— EXERCISE BRIEF —
For the material that follows, list every line containing the word "Extract".
= = = = =
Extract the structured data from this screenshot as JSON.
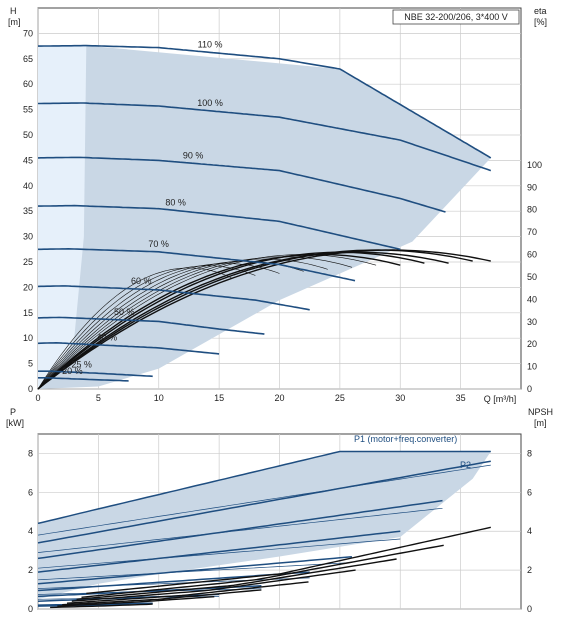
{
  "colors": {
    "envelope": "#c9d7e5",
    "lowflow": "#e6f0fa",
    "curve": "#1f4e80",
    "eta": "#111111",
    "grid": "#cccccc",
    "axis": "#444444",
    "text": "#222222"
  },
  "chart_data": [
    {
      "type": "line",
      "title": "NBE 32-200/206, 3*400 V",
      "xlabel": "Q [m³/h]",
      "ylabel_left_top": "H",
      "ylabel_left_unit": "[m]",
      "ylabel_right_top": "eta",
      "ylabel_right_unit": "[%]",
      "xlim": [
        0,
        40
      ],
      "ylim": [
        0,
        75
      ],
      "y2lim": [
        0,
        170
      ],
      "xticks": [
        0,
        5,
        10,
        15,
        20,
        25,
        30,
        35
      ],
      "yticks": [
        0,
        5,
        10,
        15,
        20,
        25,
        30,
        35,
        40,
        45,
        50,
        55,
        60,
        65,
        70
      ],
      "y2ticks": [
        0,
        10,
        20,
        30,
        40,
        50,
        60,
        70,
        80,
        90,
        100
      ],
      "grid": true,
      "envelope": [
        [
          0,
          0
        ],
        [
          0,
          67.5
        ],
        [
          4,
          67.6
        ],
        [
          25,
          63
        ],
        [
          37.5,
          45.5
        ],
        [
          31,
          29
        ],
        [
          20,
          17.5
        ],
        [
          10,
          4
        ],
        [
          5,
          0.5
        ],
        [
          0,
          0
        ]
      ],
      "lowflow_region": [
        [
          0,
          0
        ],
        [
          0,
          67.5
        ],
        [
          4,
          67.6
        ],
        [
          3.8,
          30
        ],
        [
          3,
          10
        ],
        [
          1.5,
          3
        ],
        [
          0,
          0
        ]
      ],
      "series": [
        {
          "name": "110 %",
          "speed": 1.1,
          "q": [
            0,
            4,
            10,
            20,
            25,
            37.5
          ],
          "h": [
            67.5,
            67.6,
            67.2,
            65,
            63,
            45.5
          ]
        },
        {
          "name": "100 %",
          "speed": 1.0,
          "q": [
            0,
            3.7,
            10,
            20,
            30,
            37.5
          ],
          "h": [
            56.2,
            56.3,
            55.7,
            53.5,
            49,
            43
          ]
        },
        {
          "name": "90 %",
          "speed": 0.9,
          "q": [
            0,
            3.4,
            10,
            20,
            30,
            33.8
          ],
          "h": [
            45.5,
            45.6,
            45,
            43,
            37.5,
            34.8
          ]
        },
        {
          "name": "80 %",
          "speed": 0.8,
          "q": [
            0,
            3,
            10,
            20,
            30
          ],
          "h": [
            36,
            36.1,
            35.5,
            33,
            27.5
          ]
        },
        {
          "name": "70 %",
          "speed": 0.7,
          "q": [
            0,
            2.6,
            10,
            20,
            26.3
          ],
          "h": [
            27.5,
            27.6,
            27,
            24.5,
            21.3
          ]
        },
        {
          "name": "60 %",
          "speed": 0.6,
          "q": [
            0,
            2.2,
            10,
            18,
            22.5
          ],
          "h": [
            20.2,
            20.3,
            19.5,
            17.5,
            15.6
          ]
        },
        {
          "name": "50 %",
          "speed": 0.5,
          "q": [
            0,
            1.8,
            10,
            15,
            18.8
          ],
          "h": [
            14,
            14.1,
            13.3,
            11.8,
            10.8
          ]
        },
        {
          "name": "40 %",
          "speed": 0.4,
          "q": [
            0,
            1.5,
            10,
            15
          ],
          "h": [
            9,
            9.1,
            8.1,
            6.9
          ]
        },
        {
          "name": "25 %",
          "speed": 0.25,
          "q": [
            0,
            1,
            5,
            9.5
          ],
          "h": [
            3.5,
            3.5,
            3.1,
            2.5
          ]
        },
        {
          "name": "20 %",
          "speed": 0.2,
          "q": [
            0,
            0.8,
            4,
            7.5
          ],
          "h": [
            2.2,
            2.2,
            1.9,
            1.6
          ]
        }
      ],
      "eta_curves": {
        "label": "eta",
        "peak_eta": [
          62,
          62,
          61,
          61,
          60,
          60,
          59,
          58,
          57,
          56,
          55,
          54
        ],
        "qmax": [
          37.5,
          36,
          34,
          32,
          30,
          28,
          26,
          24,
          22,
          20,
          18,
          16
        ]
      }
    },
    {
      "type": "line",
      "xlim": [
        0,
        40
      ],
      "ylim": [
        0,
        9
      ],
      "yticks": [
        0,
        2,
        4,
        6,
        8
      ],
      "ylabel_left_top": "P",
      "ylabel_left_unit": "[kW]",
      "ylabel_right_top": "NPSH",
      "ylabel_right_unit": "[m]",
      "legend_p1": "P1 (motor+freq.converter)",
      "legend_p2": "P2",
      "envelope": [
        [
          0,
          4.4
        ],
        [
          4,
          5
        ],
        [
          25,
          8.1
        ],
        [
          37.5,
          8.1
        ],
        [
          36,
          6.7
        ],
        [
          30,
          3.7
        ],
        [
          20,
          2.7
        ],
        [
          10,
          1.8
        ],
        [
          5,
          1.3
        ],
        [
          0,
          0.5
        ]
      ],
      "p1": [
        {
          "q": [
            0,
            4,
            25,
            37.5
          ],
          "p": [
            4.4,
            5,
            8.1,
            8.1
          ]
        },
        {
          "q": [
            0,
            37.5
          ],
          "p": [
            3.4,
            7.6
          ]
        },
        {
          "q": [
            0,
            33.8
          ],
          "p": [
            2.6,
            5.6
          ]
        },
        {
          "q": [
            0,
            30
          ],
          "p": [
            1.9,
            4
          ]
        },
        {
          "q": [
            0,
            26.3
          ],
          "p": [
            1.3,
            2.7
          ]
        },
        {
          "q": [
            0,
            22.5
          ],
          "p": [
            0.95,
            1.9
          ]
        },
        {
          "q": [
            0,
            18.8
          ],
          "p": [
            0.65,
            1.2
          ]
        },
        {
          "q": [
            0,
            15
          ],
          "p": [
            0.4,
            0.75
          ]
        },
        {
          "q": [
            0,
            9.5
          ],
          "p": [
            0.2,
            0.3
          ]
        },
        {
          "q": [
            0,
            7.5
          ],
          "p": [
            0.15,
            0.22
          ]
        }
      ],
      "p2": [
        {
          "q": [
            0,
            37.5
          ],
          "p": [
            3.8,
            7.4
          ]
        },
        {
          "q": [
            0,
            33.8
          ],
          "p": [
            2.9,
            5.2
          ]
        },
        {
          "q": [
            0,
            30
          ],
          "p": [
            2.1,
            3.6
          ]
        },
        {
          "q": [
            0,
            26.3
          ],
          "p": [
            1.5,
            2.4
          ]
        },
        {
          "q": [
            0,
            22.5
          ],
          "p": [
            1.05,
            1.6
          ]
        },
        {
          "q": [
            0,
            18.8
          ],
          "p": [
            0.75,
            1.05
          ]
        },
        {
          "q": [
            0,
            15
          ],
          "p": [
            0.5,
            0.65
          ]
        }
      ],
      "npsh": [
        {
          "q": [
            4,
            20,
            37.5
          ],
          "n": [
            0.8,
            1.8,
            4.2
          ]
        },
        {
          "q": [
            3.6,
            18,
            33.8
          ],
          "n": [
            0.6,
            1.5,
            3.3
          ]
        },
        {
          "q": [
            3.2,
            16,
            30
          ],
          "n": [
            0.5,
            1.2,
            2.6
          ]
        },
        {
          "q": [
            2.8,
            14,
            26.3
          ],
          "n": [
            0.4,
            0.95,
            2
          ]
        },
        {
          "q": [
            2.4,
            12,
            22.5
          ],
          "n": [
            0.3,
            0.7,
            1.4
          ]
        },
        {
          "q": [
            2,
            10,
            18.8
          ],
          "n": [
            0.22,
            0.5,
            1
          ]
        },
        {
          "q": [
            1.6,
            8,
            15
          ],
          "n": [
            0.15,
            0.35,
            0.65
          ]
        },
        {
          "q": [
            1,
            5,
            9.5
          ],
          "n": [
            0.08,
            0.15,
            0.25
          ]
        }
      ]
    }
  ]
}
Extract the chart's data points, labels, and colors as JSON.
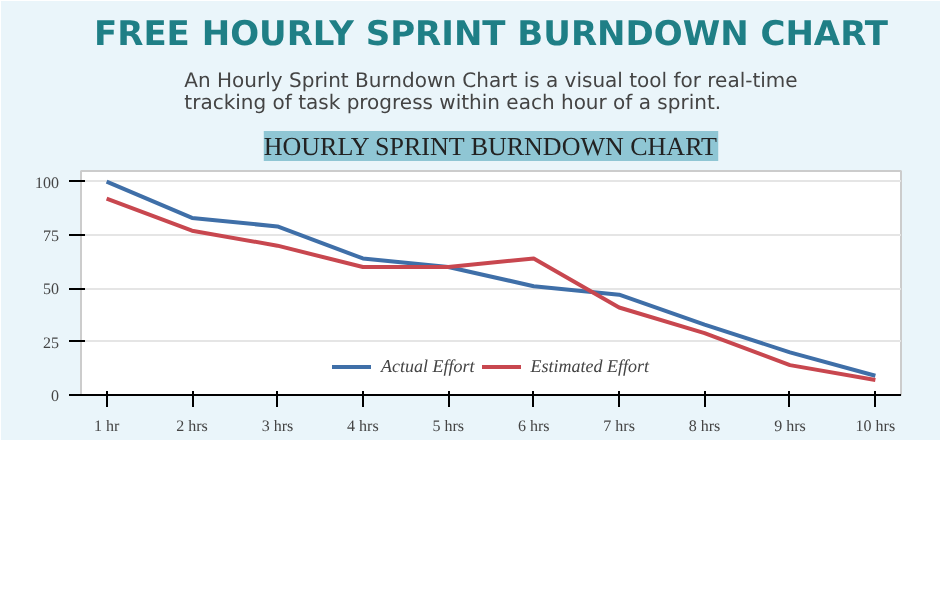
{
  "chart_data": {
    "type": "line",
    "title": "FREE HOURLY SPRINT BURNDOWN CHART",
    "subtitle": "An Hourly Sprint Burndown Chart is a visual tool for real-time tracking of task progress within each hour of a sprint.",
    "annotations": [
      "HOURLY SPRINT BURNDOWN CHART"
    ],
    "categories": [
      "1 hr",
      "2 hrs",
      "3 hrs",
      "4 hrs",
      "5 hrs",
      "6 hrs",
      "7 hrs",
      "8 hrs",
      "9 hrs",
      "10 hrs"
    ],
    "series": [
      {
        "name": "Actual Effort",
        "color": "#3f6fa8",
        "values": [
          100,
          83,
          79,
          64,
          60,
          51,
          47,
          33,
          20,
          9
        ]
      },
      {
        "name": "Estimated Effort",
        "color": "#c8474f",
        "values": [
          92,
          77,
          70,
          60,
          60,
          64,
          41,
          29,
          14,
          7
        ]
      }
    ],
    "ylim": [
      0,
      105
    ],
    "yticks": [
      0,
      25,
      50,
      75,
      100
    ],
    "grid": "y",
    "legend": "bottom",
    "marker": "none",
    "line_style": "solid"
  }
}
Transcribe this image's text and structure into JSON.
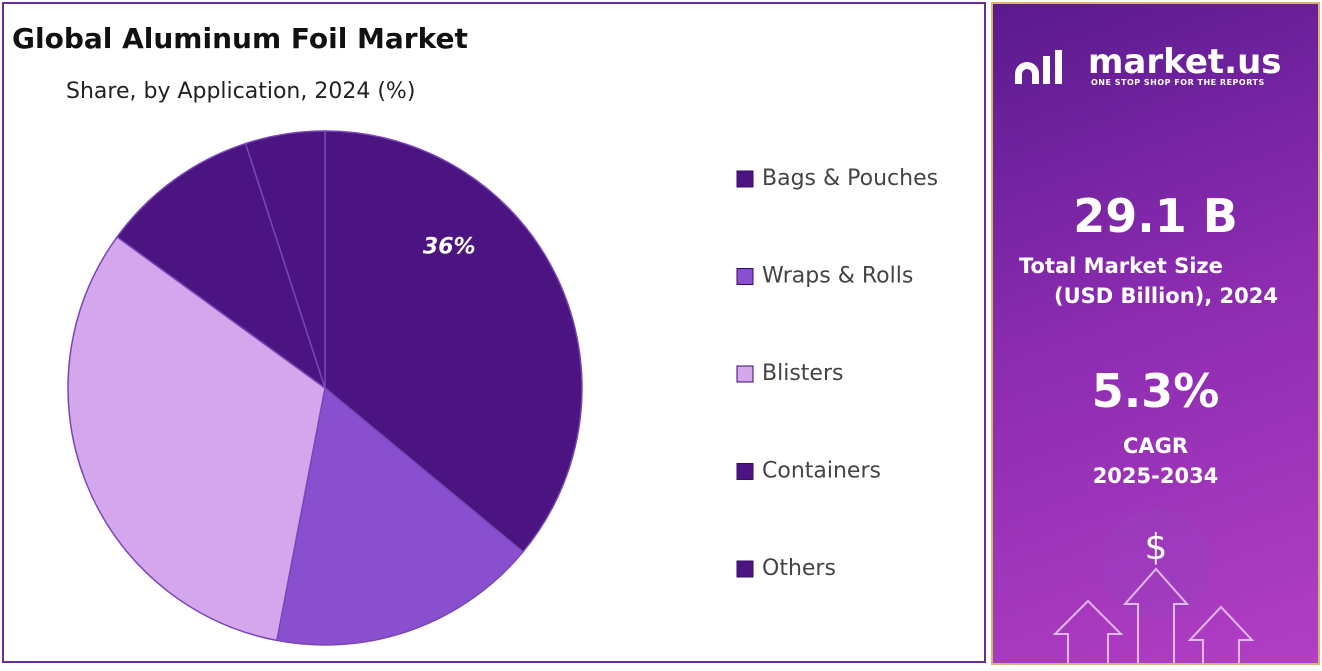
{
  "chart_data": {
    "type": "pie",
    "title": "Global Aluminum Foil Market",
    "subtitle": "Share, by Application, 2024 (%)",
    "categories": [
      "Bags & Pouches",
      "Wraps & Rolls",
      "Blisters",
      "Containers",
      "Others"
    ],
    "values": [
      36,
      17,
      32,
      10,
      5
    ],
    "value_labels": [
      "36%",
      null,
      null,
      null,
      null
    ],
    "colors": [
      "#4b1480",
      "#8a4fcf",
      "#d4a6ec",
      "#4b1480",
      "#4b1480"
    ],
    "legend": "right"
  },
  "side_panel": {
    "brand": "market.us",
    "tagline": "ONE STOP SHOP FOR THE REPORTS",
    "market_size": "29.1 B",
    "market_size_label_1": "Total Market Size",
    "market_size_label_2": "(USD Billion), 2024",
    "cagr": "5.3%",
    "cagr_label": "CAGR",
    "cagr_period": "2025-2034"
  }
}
= = = = =
— ANSWER TO THIS EXERCISE —
Extract the structured data from this screenshot as JSON.
Extract the chart's data points, labels, and colors as JSON.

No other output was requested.